__TASK MATERIAL__.

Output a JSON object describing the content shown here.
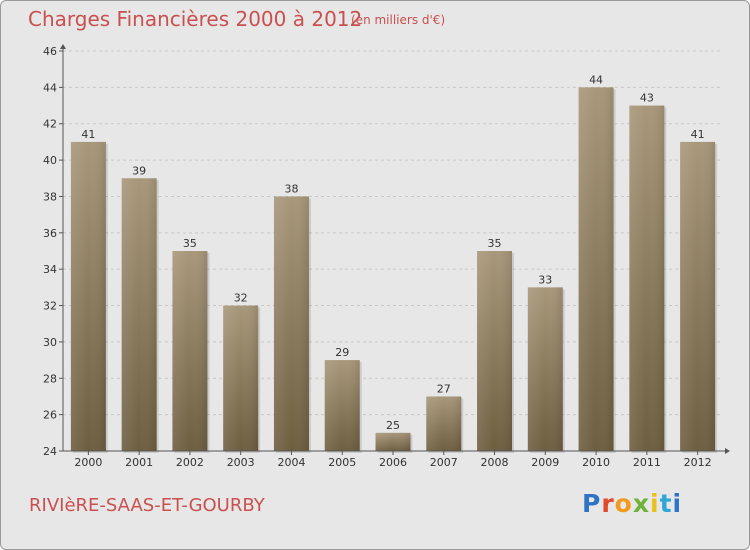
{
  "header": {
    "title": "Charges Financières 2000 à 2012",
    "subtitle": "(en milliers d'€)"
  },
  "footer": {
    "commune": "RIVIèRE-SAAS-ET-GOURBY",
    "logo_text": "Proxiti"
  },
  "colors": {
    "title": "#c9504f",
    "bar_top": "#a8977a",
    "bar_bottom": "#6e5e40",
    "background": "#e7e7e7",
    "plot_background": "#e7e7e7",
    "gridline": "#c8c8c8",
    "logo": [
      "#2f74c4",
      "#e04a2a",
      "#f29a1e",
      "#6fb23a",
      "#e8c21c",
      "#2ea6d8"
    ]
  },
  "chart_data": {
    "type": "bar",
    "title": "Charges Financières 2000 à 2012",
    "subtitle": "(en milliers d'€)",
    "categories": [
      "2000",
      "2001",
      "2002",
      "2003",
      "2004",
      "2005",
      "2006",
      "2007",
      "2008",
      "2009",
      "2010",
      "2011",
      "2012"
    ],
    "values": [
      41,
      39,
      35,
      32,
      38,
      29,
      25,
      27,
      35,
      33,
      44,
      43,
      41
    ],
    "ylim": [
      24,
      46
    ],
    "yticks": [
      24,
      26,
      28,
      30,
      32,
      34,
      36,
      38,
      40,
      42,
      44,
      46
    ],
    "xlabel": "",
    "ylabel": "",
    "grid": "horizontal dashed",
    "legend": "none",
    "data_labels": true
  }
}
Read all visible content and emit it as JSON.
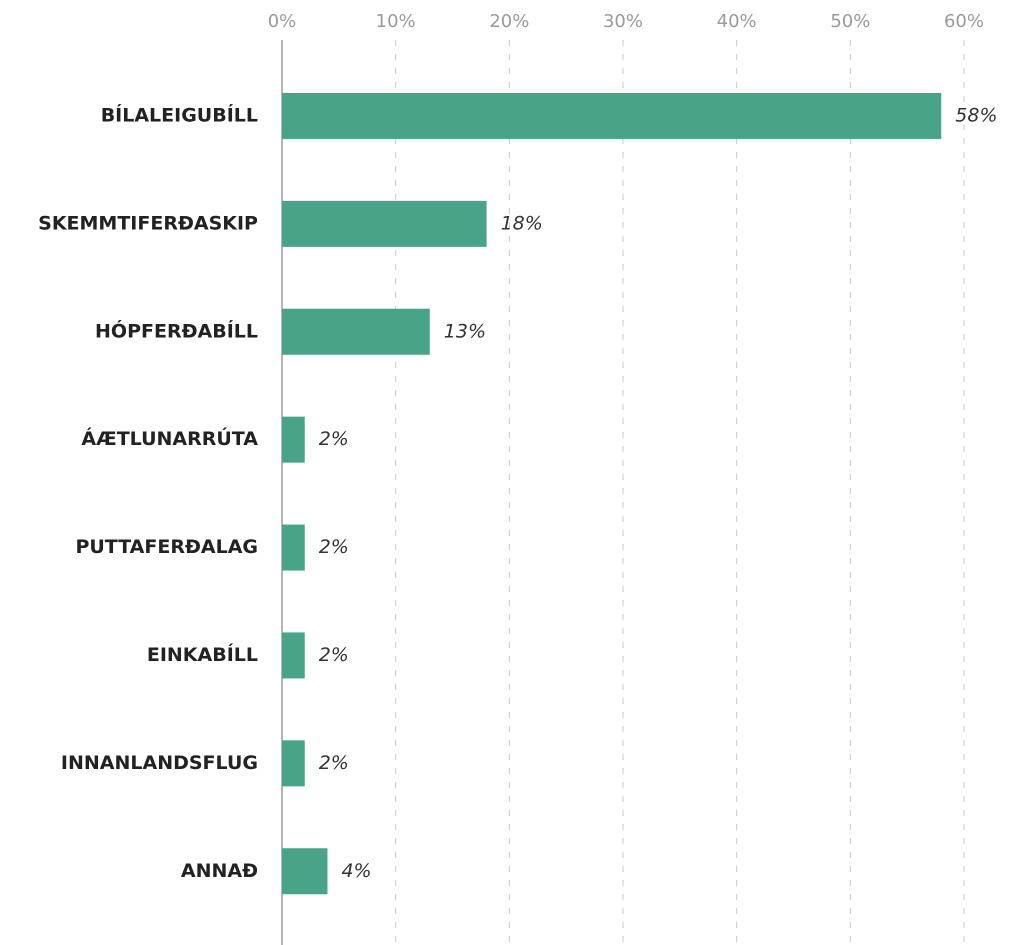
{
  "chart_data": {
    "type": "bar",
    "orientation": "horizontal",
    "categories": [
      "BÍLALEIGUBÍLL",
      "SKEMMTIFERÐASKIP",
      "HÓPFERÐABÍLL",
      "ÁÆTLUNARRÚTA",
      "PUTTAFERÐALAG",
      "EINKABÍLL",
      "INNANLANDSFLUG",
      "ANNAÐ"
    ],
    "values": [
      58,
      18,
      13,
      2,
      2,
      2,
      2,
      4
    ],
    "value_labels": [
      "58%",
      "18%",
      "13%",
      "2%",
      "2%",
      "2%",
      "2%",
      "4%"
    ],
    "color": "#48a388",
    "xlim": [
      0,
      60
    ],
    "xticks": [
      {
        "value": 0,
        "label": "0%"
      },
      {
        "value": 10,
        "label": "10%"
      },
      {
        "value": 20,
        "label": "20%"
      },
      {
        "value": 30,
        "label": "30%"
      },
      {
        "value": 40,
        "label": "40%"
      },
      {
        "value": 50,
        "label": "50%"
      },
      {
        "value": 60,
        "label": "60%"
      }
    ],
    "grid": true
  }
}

__YOUR TASK__. Copy every line from the records above that contains the word "JSON".

__ANSWER TO THE EXERCISE__.
Output a JSON object describing the content shown here.
Read all visible content and emit it as JSON.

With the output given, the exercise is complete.